**Aim**
Will you transcribe all the entries word for word, skipping the pictures they hold?

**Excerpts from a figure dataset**
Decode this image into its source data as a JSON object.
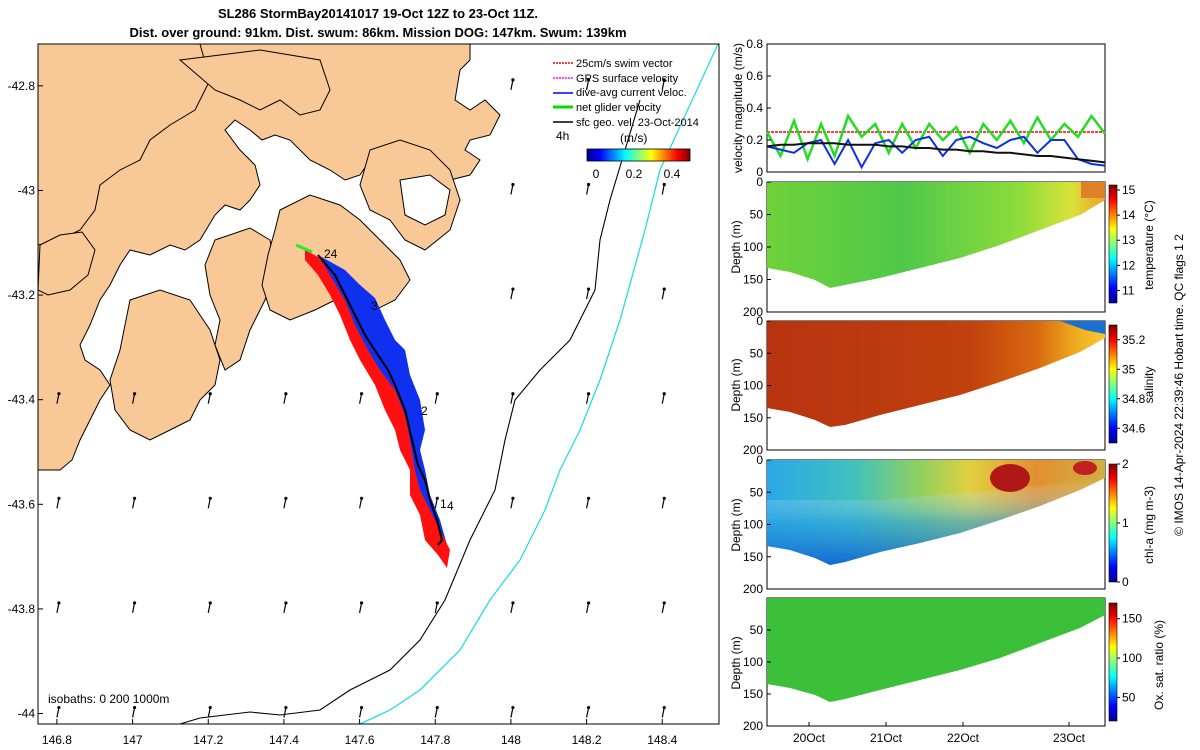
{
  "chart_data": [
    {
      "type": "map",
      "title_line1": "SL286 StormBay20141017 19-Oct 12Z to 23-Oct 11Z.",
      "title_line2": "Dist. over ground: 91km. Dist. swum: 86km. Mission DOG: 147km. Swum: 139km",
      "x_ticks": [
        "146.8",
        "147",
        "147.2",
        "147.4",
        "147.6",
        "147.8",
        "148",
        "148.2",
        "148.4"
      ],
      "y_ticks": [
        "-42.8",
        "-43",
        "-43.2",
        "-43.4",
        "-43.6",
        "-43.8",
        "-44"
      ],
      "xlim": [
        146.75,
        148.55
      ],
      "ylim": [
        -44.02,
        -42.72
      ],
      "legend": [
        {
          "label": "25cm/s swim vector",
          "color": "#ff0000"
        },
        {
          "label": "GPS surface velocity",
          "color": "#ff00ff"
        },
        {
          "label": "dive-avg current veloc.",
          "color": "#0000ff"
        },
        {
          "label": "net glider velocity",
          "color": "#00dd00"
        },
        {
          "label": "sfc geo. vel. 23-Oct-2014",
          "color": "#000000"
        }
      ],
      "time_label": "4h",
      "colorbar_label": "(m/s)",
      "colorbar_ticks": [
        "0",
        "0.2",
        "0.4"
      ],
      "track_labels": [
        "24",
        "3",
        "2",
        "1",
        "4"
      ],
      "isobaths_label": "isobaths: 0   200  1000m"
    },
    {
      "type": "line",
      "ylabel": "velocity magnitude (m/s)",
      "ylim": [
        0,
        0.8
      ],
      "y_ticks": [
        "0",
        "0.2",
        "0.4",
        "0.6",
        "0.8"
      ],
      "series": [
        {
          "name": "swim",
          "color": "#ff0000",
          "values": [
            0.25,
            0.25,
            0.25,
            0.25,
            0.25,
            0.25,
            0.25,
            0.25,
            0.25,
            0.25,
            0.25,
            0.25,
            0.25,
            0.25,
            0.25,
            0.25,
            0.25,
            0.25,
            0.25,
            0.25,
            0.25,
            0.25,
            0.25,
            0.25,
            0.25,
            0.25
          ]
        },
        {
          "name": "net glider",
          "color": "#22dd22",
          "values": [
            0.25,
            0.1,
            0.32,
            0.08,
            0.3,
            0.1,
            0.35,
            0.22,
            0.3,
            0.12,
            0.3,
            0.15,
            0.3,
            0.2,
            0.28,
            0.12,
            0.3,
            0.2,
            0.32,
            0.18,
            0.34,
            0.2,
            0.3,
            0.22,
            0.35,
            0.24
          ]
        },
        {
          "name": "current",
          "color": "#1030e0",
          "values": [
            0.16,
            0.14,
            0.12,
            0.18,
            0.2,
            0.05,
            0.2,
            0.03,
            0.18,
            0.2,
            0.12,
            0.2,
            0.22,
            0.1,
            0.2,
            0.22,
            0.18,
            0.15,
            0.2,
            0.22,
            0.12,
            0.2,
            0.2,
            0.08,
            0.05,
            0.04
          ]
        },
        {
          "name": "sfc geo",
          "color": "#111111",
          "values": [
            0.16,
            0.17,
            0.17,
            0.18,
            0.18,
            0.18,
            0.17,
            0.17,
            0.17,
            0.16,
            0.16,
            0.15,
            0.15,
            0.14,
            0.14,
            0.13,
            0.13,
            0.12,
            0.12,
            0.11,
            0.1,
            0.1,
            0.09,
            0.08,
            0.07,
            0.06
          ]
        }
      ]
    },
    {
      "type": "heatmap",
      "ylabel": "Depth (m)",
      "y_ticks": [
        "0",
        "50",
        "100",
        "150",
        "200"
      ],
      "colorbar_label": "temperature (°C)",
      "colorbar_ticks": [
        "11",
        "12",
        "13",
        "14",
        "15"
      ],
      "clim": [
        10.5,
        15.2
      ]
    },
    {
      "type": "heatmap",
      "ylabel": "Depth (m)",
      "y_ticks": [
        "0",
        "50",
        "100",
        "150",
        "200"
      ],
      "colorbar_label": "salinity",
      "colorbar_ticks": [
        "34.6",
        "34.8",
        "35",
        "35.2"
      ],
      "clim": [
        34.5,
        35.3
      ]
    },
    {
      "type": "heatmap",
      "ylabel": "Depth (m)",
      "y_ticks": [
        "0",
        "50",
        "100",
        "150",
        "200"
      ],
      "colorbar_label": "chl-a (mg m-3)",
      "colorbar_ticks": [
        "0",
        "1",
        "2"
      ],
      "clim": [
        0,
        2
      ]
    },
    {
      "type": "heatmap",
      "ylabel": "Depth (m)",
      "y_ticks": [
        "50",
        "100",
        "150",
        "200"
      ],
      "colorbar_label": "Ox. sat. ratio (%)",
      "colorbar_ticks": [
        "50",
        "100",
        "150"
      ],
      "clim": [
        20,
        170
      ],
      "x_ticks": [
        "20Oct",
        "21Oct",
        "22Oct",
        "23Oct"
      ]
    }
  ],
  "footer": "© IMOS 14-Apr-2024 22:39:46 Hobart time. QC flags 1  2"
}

**Answer**
Decode this image into its source data as a JSON object.
{
  "chart_data": [
    {
      "type": "map",
      "title_line1": "SL286 StormBay20141017 19-Oct 12Z to 23-Oct 11Z.",
      "title_line2": "Dist. over ground: 91km. Dist. swum: 86km. Mission DOG: 147km. Swum: 139km",
      "x_ticks": [
        "146.8",
        "147",
        "147.2",
        "147.4",
        "147.6",
        "147.8",
        "148",
        "148.2",
        "148.4"
      ],
      "y_ticks": [
        "-42.8",
        "-43",
        "-43.2",
        "-43.4",
        "-43.6",
        "-43.8",
        "-44"
      ],
      "xlim": [
        146.75,
        148.55
      ],
      "ylim": [
        -44.02,
        -42.72
      ],
      "legend": [
        {
          "label": "25cm/s swim vector",
          "color": "#ff0000"
        },
        {
          "label": "GPS surface velocity",
          "color": "#ff00ff"
        },
        {
          "label": "dive-avg current veloc.",
          "color": "#0000ff"
        },
        {
          "label": "net glider velocity",
          "color": "#00dd00"
        },
        {
          "label": "sfc geo. vel. 23-Oct-2014",
          "color": "#000000"
        }
      ],
      "time_label": "4h",
      "colorbar_label": "(m/s)",
      "colorbar_ticks": [
        "0",
        "0.2",
        "0.4"
      ],
      "track_labels": [
        "24",
        "3",
        "2",
        "1",
        "4"
      ],
      "isobaths_label": "isobaths: 0   200  1000m"
    },
    {
      "type": "line",
      "ylabel": "velocity magnitude (m/s)",
      "ylim": [
        0,
        0.8
      ],
      "y_ticks": [
        "0",
        "0.2",
        "0.4",
        "0.6",
        "0.8"
      ],
      "series": [
        {
          "name": "swim",
          "color": "#ff0000",
          "values": [
            0.25,
            0.25,
            0.25,
            0.25,
            0.25,
            0.25,
            0.25,
            0.25,
            0.25,
            0.25,
            0.25,
            0.25,
            0.25,
            0.25,
            0.25,
            0.25,
            0.25,
            0.25,
            0.25,
            0.25,
            0.25,
            0.25,
            0.25,
            0.25,
            0.25,
            0.25
          ]
        },
        {
          "name": "net glider",
          "color": "#22dd22",
          "values": [
            0.25,
            0.1,
            0.32,
            0.08,
            0.3,
            0.1,
            0.35,
            0.22,
            0.3,
            0.12,
            0.3,
            0.15,
            0.3,
            0.2,
            0.28,
            0.12,
            0.3,
            0.2,
            0.32,
            0.18,
            0.34,
            0.2,
            0.3,
            0.22,
            0.35,
            0.24
          ]
        },
        {
          "name": "current",
          "color": "#1030e0",
          "values": [
            0.16,
            0.14,
            0.12,
            0.18,
            0.2,
            0.05,
            0.2,
            0.03,
            0.18,
            0.2,
            0.12,
            0.2,
            0.22,
            0.1,
            0.2,
            0.22,
            0.18,
            0.15,
            0.2,
            0.22,
            0.12,
            0.2,
            0.2,
            0.08,
            0.05,
            0.04
          ]
        },
        {
          "name": "sfc geo",
          "color": "#111111",
          "values": [
            0.16,
            0.17,
            0.17,
            0.18,
            0.18,
            0.18,
            0.17,
            0.17,
            0.17,
            0.16,
            0.16,
            0.15,
            0.15,
            0.14,
            0.14,
            0.13,
            0.13,
            0.12,
            0.12,
            0.11,
            0.1,
            0.1,
            0.09,
            0.08,
            0.07,
            0.06
          ]
        }
      ]
    },
    {
      "type": "heatmap",
      "ylabel": "Depth (m)",
      "y_ticks": [
        "0",
        "50",
        "100",
        "150",
        "200"
      ],
      "colorbar_label": "temperature (°C)",
      "colorbar_ticks": [
        "11",
        "12",
        "13",
        "14",
        "15"
      ],
      "clim": [
        10.5,
        15.2
      ]
    },
    {
      "type": "heatmap",
      "ylabel": "Depth (m)",
      "y_ticks": [
        "0",
        "50",
        "100",
        "150",
        "200"
      ],
      "colorbar_label": "salinity",
      "colorbar_ticks": [
        "34.6",
        "34.8",
        "35",
        "35.2"
      ],
      "clim": [
        34.5,
        35.3
      ]
    },
    {
      "type": "heatmap",
      "ylabel": "Depth (m)",
      "y_ticks": [
        "0",
        "50",
        "100",
        "150",
        "200"
      ],
      "colorbar_label": "chl-a (mg m-3)",
      "colorbar_ticks": [
        "0",
        "1",
        "2"
      ],
      "clim": [
        0,
        2
      ]
    },
    {
      "type": "heatmap",
      "ylabel": "Depth (m)",
      "y_ticks": [
        "50",
        "100",
        "150",
        "200"
      ],
      "colorbar_label": "Ox. sat. ratio (%)",
      "colorbar_ticks": [
        "50",
        "100",
        "150"
      ],
      "clim": [
        20,
        170
      ],
      "x_ticks": [
        "20Oct",
        "21Oct",
        "22Oct",
        "23Oct"
      ]
    }
  ],
  "footer": "© IMOS 14-Apr-2024 22:39:46 Hobart time. QC flags 1  2"
}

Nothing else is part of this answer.